Find the lines containing "looking" and say how many there are, with no other words.

━━━━━ Extracted material ━━━━━

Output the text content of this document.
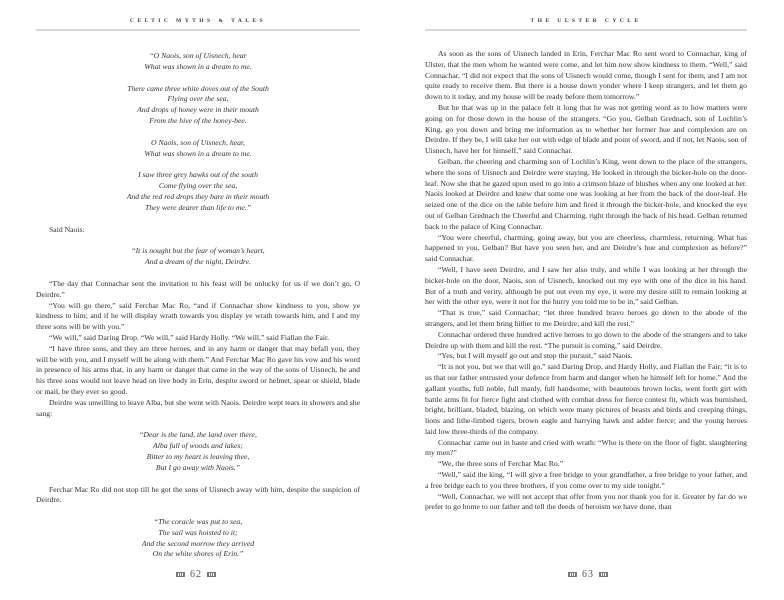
CELTIC MYTHS & TALES
“O Naois, son of Uisnech, hear
What was shown in a dream to me.
There came three white doves out of the South
Flying over the sea,
And drops of honey were in their mouth
From the hive of the honey-bee.
O Naois, son of Uisnech, hear,
What was shown in a dream to me.
I saw three grey hawks out of the south
Come flying over the sea,
And the red red drops they bare in their mouth
They were dearer than life to me.”

Said Naois:

“It is nought but the fear of woman’s heart,
And a dream of the night, Deirdre.

“The day that Connachar sent the invitation to his feast will be unlucky for us if we don’t go, O Deirdre.”

“You will go there,” said Ferchar Mac Ro, “and if Connachar show kindness to you, show ye kindness to him; and if he will display wrath towards you display ye wrath towards him, and I and my three sons will be with you.”

“We will,” said Daring Drop. “We will,” said Hardy Holly. “We will,” said Fiallan the Fair.

“I have three sons, and they are three heroes, and in any harm or danger that may befall you, they will be with you, and I myself will be along with them.” And Ferchar Mac Ro gave his vow and his word in presence of his arms that, in any harm or danger that came in the way of the sons of Uisnech, he and his three sons would not leave head on live body in Erin, despite sword or helmet, spear or shield, blade or mail, be they ever so good.

Deirdre was unwilling to leave Alba, but she went with Naois. Deirdre wept tears in showers and she sang:

“Dear is the land, the land over there,
Alba full of woods and lakes;
Bitter to my heart is leaving thee,
But I go away with Naois.”

Ferchar Mac Ro did not stop till he got the sons of Uisnech away with him, despite the suspicion of Deirdre.

“The coracle was put to sea,
The sail was hoisted to it;
And the second morrow they arrived
On the white shores of Erin.”
62
THE ULSTER CYCLE

As soon as the sons of Uisnech landed in Erin, Ferchar Mac Ro sent word to Connachar, king of Ulster, that the men whom he wanted were come, and let him now show kindness to them. “Well,” said Connachar, “I did not expect that the sons of Uisnech would come, though I sent for them, and I am not quite ready to receive them. But there is a house down yonder where I keep strangers, and let them go down to it today, and my house will be ready before them tomorrow.”

But he that was up in the palace felt it long that he was not getting word as to how matters were going on for those down in the house of the strangers. “Go you, Gelban Grednach, son of Lochlin’s King, go you down and bring me information as to whether her former hue and complexion are on Deirdre. If they be, I will take her out with edge of blade and point of sword, and if not, let Naois, son of Uisnech, have her for himself,” said Connachar.

Gelban, the cheering and charming son of Lochlin’s King, went down to the place of the strangers, where the sons of Uisnech and Deirdre were staying. He looked in through the bicker-hole on the door-leaf. Now she that he gazed upon used to go into a crimson blaze of blushes when any one looked at her. Naois looked at Deirdre and knew that some one was looking at her from the back of the door-leaf. He seized one of the dice on the table before him and fired it through the bicker-hole, and knocked the eye out of Gelban Grednach the Cheerful and Charming, right through the back of his head. Gelban returned back to the palace of King Connachar.

“You were cheerful, charming, going away, but you are cheerless, charmless, returning. What has happened to you, Gelban? But have you seen her, and are Deirdre’s hue and complexion as before?” said Connachar.

“Well, I have seen Deirdre, and I saw her also truly, and while I was looking at her through the bicker-hole on the door, Naois, son of Uisnech, knocked out my eye with one of the dice in his hand. But of a truth and verity, although he put out even my eye, it were my desire still to remain looking at her with the other eye, were it not for the hurry you told me to be in,” said Gelban.

“That is true,” said Connachar; “let three hundred bravo heroes go down to the abode of the strangers, and let them bring hither to me Deirdre, and kill the rest.”

Connachar ordered three hundred active heroes to go down to the abode of the strangers and to take Deirdre up with them and kill the rest. “The pursuit is coming,” said Deirdre.

“Yes, but I will myself go out and stop the pursuit,” said Naois.

“It is not you, but we that will go,” said Daring Drop, and Hardy Holly, and Fiallan the Fair; “it is to us that our father entrusted your defence from harm and danger when he himself left for home.” And the gallant youths, full noble, full manly, full handsome, with beauteous brown locks, went forth girt with battle arms fit for fierce fight and clothed with combat dress for fierce contest fit, which was burnished, bright, brilliant, bladed, blazing, on which were many pictures of beasts and birds and creeping things, lions and lithe-limbed tigers, brown eagle and harrying hawk and adder fierce; and the young heroes laid low three-thirds of the company.

Connachar came out in haste and cried with wrath: “Who is there on the floor of fight, slaughtering my men?”

“We, the three sons of Ferchar Mac Ro.”

“Well,” said the king, “I will give a free bridge to your grandfather, a free bridge to your father, and a free bridge each to you three brothers, if you come over to my side tonight.”

“Well, Connachar, we will not accept that offer from you nor thank you for it. Greater by far do we prefer to go home to our father and tell the deeds of heroism we have done, than

63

━━━━━

> **Correct response**:
2